Data excerpts
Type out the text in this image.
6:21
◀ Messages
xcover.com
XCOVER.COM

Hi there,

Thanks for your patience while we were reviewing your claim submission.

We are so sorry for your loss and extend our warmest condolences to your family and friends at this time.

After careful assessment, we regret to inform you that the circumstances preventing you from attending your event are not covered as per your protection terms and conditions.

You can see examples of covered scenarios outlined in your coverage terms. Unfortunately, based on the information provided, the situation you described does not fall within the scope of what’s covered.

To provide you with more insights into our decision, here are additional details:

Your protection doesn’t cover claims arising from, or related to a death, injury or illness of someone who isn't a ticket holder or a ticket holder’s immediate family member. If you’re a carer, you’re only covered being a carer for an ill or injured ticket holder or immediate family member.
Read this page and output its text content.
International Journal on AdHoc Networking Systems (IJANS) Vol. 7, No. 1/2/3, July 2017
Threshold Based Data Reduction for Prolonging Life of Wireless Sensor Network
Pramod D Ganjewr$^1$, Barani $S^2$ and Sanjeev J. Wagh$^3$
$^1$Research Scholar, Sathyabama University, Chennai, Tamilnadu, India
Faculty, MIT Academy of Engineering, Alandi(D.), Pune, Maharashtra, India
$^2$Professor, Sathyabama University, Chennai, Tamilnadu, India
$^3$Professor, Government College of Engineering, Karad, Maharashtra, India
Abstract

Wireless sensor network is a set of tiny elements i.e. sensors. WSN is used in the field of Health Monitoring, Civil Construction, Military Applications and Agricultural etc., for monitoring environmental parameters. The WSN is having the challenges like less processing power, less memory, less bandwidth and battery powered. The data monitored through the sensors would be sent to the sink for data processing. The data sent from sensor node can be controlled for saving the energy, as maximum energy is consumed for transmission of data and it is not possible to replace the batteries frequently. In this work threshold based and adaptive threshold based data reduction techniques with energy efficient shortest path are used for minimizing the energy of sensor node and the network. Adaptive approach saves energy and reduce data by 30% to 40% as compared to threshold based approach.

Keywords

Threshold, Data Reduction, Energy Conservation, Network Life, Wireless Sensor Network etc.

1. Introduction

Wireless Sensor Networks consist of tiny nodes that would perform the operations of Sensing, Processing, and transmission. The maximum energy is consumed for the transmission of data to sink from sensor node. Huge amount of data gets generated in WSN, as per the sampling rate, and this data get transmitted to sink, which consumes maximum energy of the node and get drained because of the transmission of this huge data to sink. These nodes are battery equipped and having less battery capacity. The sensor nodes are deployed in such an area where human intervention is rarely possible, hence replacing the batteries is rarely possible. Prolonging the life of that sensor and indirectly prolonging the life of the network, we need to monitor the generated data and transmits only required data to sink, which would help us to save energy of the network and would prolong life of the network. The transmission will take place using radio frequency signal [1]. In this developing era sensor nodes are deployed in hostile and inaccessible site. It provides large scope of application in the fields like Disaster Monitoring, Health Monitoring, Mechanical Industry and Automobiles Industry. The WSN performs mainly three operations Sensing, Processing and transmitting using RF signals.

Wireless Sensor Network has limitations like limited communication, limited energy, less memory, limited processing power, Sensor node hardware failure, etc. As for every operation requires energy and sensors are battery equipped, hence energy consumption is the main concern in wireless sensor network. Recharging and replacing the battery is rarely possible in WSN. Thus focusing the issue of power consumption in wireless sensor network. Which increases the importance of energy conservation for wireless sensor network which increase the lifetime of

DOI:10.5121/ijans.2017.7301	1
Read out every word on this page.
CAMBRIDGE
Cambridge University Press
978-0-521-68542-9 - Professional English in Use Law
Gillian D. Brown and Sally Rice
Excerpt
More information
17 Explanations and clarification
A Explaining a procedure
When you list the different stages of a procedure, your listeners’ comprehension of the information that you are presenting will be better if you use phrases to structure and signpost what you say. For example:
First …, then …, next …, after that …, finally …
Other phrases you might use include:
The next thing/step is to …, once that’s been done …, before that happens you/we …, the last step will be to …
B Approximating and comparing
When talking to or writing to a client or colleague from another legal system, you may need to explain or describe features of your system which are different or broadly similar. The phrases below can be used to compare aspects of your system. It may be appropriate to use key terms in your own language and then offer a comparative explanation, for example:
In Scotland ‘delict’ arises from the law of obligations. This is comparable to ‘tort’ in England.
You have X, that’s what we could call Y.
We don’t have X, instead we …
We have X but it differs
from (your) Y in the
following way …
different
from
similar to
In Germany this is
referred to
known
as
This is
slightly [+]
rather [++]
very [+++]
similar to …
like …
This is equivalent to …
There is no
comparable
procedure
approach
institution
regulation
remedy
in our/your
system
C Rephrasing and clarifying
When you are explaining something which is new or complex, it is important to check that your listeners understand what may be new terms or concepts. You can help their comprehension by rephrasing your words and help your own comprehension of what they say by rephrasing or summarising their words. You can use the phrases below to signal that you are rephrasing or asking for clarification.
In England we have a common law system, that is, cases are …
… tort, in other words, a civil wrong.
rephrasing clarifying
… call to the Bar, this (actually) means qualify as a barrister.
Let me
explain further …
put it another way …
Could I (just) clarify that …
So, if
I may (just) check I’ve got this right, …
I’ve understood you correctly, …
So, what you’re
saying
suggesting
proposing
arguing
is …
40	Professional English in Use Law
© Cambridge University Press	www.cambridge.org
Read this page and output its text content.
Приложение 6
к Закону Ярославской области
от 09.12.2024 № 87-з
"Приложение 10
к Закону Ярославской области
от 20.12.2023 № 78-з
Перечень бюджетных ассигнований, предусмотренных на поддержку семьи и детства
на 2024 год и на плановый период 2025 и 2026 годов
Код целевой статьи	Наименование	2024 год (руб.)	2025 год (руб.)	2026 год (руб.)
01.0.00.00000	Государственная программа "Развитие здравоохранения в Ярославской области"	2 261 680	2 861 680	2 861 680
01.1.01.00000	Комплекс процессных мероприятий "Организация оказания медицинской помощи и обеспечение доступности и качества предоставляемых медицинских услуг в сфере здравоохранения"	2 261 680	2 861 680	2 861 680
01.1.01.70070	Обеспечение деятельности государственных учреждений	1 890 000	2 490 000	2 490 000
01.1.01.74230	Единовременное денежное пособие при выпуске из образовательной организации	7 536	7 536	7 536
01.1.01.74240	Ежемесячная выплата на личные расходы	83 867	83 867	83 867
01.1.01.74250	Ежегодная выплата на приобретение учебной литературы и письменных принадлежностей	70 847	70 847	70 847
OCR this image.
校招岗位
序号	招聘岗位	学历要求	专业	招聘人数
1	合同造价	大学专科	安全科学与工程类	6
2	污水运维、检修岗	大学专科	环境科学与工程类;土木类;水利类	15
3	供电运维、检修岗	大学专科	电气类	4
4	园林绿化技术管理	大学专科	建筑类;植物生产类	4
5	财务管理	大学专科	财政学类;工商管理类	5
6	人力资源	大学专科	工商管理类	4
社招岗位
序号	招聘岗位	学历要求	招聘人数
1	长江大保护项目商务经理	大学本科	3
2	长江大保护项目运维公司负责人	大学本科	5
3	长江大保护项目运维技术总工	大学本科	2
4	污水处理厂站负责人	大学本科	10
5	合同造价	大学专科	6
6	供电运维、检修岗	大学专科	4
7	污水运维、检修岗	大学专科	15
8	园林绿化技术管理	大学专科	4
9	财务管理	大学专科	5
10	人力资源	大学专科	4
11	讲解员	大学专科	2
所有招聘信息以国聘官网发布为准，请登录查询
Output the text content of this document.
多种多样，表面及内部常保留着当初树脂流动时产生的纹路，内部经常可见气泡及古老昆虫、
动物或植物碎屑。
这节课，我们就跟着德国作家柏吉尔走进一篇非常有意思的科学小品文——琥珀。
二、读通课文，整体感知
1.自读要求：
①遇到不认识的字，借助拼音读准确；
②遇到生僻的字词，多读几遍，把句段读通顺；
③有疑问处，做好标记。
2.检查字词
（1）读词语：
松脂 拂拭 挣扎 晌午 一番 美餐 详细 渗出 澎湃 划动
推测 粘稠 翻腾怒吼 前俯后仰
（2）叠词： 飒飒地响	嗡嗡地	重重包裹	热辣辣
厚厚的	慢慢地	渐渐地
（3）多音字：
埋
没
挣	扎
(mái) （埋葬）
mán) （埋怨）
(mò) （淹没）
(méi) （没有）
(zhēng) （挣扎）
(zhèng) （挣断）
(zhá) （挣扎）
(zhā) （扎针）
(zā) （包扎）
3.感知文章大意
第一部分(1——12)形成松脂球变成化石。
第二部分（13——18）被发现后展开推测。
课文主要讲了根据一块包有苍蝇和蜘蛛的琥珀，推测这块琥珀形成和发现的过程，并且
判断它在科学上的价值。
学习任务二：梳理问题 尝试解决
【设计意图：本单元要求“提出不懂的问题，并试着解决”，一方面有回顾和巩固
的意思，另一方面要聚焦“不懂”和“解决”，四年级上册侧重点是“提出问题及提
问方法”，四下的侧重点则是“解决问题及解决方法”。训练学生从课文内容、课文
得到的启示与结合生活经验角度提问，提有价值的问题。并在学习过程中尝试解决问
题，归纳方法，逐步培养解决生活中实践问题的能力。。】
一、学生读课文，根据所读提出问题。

Task goal:
Nothing but the lines from the one with "Output the text content of this document." through the last line should be repeated, each exactly as it stands.

Task result:
Output the text content of this document.
多种多样，表面及内部常保留着当初树脂流动时产生的纹路，内部经常可见气泡及古老昆虫、
动物或植物碎屑。
这节课，我们就跟着德国作家柏吉尔走进一篇非常有意思的科学小品文——琥珀。
二、读通课文，整体感知
1.自读要求：
①遇到不认识的字，借助拼音读准确；
②遇到生僻的字词，多读几遍，把句段读通顺；
③有疑问处，做好标记。
2.检查字词
（1）读词语：
松脂 拂拭 挣扎 晌午 一番 美餐 详细 渗出 澎湃 划动
推测 粘稠 翻腾怒吼 前俯后仰
（2）叠词： 飒飒地响	嗡嗡地	重重包裹	热辣辣
厚厚的	慢慢地	渐渐地
（3）多音字：
埋
没
挣	扎
(mái) （埋葬）
mán) （埋怨）
(mò) （淹没）
(méi) （没有）
(zhēng) （挣扎）
(zhèng) （挣断）
(zhá) （挣扎）
(zhā) （扎针）
(zā) （包扎）
3.感知文章大意
第一部分(1——12)形成松脂球变成化石。
第二部分（13——18）被发现后展开推测。
课文主要讲了根据一块包有苍蝇和蜘蛛的琥珀，推测这块琥珀形成和发现的过程，并且
判断它在科学上的价值。
学习任务二：梳理问题 尝试解决
【设计意图：本单元要求“提出不懂的问题，并试着解决”，一方面有回顾和巩固
的意思，另一方面要聚焦“不懂”和“解决”，四年级上册侧重点是“提出问题及提
问方法”，四下的侧重点则是“解决问题及解决方法”。训练学生从课文内容、课文
得到的启示与结合生活经验角度提问，提有价值的问题。并在学习过程中尝试解决问
题，归纳方法，逐步培养解决生活中实践问题的能力。。】
一、学生读课文，根据所读提出问题。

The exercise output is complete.